───── Available data ─────

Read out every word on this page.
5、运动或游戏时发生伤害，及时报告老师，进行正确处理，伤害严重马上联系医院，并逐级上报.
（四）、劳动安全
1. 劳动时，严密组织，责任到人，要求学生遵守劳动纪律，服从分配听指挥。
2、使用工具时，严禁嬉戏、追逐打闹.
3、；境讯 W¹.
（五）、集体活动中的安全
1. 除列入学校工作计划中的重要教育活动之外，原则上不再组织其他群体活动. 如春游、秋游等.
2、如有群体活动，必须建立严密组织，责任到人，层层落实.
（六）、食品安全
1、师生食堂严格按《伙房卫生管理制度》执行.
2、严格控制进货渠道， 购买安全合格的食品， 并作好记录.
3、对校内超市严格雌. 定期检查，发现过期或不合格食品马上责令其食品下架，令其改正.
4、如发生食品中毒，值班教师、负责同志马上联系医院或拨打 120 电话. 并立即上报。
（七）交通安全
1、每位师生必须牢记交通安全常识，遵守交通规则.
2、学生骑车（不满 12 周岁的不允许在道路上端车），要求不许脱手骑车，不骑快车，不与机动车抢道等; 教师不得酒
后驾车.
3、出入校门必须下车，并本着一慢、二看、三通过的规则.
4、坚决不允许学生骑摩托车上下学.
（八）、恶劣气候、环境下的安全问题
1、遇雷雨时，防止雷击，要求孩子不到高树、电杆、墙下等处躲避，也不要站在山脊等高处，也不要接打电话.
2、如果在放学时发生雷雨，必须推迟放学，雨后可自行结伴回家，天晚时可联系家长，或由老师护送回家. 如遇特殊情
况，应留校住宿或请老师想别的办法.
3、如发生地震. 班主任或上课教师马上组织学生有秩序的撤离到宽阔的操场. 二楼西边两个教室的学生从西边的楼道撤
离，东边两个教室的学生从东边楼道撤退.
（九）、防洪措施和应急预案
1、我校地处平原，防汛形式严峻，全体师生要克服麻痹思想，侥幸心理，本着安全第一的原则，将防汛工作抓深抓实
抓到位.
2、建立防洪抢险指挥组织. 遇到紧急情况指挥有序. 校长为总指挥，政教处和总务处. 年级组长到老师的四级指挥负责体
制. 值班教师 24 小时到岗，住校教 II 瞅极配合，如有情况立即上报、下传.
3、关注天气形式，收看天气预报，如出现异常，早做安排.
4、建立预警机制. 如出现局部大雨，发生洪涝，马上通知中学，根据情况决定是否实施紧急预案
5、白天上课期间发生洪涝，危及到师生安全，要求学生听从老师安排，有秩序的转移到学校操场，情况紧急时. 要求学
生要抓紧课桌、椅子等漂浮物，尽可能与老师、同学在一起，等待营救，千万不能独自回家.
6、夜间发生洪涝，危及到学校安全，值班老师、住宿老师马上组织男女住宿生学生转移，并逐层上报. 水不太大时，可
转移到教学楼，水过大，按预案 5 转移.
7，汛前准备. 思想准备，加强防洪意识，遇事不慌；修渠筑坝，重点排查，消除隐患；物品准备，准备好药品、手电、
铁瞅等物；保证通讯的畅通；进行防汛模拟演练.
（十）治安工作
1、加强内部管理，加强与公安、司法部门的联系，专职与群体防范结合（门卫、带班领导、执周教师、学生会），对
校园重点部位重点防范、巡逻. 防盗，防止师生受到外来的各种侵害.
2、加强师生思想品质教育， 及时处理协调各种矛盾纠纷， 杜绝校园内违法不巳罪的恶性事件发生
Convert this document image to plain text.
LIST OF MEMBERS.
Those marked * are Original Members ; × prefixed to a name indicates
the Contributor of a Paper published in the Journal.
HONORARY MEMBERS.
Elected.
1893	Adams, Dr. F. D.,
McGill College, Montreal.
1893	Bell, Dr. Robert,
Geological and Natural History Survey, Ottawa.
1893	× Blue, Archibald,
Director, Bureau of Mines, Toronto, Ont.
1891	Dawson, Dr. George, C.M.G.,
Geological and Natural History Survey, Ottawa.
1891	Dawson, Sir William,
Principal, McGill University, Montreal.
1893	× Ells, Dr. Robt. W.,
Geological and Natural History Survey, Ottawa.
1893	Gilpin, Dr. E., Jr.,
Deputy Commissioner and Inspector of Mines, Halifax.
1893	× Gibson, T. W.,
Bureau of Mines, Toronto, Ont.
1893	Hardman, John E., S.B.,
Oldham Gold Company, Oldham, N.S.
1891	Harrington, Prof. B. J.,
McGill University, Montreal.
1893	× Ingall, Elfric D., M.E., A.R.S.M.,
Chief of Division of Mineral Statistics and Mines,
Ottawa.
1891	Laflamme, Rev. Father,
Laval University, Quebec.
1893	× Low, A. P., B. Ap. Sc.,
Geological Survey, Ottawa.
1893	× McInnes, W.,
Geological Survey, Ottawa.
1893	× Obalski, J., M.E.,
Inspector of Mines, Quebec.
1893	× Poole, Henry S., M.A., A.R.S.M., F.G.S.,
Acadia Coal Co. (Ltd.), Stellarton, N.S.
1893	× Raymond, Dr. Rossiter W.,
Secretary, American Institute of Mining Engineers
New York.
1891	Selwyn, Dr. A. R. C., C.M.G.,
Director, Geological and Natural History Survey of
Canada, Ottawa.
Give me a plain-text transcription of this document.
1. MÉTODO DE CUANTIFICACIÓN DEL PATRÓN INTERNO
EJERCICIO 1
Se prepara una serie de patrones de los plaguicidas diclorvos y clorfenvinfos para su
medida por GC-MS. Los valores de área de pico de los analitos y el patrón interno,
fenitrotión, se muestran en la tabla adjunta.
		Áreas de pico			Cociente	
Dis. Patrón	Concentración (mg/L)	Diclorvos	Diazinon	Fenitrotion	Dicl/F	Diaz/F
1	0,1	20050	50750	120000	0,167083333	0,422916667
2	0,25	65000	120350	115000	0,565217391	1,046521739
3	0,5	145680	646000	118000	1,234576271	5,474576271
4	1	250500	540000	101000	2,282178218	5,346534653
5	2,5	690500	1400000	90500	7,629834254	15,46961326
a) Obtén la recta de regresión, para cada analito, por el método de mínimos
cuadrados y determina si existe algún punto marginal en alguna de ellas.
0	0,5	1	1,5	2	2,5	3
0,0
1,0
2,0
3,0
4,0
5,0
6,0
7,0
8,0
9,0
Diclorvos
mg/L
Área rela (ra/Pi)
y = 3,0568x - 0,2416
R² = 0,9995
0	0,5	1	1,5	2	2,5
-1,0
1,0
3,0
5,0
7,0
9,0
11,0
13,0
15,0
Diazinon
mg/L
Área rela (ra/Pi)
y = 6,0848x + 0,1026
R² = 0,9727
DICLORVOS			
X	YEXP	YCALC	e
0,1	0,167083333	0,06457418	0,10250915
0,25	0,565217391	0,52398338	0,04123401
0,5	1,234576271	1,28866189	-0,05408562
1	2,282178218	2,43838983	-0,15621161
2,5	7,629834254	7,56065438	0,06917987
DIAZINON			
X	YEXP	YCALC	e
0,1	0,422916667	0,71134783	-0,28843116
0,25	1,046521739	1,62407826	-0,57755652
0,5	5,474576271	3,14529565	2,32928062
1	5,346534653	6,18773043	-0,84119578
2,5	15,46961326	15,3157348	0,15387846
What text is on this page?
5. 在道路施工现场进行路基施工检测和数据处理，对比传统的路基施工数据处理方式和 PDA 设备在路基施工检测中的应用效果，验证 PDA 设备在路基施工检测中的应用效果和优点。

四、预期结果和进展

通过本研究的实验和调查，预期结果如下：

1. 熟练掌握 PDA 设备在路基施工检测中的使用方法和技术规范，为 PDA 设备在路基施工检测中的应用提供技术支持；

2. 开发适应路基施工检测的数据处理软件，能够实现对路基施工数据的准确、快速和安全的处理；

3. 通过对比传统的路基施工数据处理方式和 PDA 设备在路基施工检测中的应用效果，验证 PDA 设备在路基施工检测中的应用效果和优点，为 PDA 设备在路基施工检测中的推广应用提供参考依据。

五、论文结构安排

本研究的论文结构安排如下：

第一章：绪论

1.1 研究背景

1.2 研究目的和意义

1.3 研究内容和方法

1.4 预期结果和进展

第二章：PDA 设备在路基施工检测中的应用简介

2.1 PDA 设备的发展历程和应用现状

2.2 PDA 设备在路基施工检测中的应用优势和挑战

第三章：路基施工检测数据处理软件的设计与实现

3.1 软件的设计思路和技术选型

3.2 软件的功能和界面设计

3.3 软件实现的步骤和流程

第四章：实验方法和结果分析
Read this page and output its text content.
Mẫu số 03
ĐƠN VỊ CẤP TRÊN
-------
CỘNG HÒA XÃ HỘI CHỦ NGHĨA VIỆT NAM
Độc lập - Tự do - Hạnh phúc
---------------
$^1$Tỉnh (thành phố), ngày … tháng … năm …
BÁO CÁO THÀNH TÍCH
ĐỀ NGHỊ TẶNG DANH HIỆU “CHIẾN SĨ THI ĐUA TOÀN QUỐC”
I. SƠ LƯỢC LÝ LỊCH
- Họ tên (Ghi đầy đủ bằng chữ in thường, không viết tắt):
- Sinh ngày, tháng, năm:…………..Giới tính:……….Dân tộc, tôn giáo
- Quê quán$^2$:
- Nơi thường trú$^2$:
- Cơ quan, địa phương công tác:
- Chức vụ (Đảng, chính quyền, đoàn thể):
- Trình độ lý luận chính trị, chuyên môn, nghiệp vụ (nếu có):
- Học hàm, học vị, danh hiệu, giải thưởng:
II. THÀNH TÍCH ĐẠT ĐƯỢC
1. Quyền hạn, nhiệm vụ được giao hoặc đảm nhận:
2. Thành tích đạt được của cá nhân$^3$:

─────

What the task requires:
Isolate the lines above that contain the word "Dawson" and copy them.

Final result:
1891	Dawson, Dr. George, C.M.G.,
1891	Dawson, Sir William,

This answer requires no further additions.